## [PASSAGE TO READ]
=-=-=-=-=
Cytotoxicity and transfection activity of DSS-BEN and DCC-BEN. (A) IC50 values of DSS-BEN, DCC-BEN, and PEI in B16F10, U2OS, and HepG2 cells based on MTS cell viability assay after 24 h incubation with polymers (n = 3). Luciferase transfection activity of DSS-BEN and DCC-BEN in (B) B16F10 cells and (C) U2OS cells. Results are expressed as RLU/mg protein ± SD (n = 4).

After we determined the safe dosing range of DSS-BEN, the gene delivery efficiency was evaluated in B16F10 cells (Figure 4B) and U2OS cells (Figure 4C) using a luciferase reporter plasmid. The polyplexes were formulated at varying polycation/pLuc (w/w) ratios, and PEI/pLuc polyplexes (w/w 1.2) were used as an additional control. DSS-BEN polyplexes showed considerably higher luciferase transfection compared to that of DCC-BEN polyplexes. In addition, DSS-BEN polyplexes showed transfection that was not only fully comparable with that of PEI polyplexes but also exhibited low sensitivity to w/w ratio and the presence of serum in B16F10 cells.
=-=-=-=-=
Document structure recognition records
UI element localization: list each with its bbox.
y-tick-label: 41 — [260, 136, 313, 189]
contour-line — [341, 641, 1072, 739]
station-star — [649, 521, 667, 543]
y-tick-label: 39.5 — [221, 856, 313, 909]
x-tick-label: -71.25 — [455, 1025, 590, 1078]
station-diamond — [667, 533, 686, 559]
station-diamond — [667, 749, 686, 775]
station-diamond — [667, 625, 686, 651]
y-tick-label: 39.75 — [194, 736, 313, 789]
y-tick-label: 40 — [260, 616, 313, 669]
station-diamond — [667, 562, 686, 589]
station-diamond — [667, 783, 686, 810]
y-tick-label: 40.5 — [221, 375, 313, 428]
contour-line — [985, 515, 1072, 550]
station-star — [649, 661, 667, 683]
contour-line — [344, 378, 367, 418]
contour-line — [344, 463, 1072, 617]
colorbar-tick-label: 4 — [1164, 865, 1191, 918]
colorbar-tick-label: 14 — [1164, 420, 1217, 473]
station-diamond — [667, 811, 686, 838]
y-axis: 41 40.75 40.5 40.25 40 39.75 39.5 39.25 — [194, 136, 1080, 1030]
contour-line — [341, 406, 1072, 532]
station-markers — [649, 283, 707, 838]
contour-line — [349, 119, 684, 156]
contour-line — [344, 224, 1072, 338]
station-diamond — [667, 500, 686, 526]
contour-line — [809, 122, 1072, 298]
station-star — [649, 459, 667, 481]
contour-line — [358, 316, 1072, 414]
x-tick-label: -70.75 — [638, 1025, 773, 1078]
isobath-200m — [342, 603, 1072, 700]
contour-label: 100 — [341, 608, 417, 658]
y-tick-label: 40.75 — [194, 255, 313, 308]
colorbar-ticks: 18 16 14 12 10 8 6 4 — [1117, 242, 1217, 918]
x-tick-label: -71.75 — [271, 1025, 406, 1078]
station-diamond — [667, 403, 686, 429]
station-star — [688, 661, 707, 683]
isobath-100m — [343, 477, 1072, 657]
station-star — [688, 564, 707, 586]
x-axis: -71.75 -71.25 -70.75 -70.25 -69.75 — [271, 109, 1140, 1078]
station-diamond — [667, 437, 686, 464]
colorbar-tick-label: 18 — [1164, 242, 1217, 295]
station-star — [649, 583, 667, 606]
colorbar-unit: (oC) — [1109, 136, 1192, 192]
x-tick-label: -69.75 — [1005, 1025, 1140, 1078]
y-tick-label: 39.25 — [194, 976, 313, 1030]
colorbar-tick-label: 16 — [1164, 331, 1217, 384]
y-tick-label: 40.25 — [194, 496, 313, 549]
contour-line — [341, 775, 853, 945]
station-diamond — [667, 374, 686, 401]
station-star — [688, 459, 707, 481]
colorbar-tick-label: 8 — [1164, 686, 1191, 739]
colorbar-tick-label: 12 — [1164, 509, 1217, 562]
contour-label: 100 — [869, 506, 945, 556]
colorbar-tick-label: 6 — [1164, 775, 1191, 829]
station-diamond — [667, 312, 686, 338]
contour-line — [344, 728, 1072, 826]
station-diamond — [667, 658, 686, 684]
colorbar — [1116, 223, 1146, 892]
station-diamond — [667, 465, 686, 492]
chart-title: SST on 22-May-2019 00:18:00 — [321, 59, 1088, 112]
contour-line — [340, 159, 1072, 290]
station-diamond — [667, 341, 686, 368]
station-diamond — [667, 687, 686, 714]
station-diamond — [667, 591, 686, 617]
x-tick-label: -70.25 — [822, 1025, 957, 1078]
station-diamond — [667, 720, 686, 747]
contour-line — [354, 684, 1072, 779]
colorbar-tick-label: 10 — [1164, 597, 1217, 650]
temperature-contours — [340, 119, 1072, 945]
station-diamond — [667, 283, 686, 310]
=-=-=-=-=
Could you continue the passage on DSS-BEN and DCC-BEN transfection from its final sentence? The records have nothing to do with this.

Enhanced Anticancer Activity of TNFα Gene Delivered by DSS-BEN Polyplexes

Inhibitors of polyamine synthesis, including BENSpm, have been reported to sensitize various human and mouse cancer cells to TNF-induced apoptosis.[49] We hypothesized that using DSS-BEN as a delivery vector for pTNFα will result in improved anticancer activity due to the combined effect of polyamine depletion by BENSpm released from DSS-BEN and TNFα cancer gene therapy (Scheme 1B). To study the dual-functionality of DSS-BEN in TNFα cancer gene therapy, we used DSS-BEN to deliver pTNFα to U2OS cells and evaluated the combined anticancer activity in vitro (Figure 5). DSS-BEN/pTNFα polyplexes were prepared at different w/w ratios, and their cell killing activity was evaluated. In order to dissect the contribution of BENSpm and TNFα to the overall cell killing activity, we used DSS-BEN polyplexes with pLuc and PEI polyplexes with pTNFα as controls. As shown in Figure 5, treatment with DSS-BEN/pLuc polyplexes resulted in 23–29% cell death, which was attributed to the effect of polyamine depletion by the BENSpm released from DSS-BEN. When used to deliver pTNFα, DSS-BEN polyplexes exhibited the highest combined cell killing activity (40%) at w/w 4. At this w/w ratio, the cell killing activity was significantly higher than either the activity of DSS-BEN/pLuc polyplexes (29%) or PEI/pTNFα polyplexes (25%). It is worth noting that under the used conditions PEI showed better transfection than DSS-BEN (Figure 4C). Although the anticancer effect of TNFα cannot be fully captured in vitro due to the importance of the immune system for TNFα activity, the results nevertheless validate our hypothesis and confirm DSS-BEN as dual-function delivery system that can deliver a therapeutic gene and enhance its activity due to DSS-BEN intracellular degradation to BENSpm and its beneficial effect via dysregulated polyamine metabolism in cancer.

Figure 5

Enhanced anticancer activity of TNFα gene delivered by DSS-BEN polyplexes. U2OS cells were treated with DSS-BEN/pTNFα, DSS-BEN/pLuc, or PEI/pTNFα polyplexes prepared at different w/w ratios. Cell killing was measured by MTS assay. Results are normalized to the viability of untreated cells and shown as mean relative cell killing (%) ± SD (n = 3). * P < 0.05.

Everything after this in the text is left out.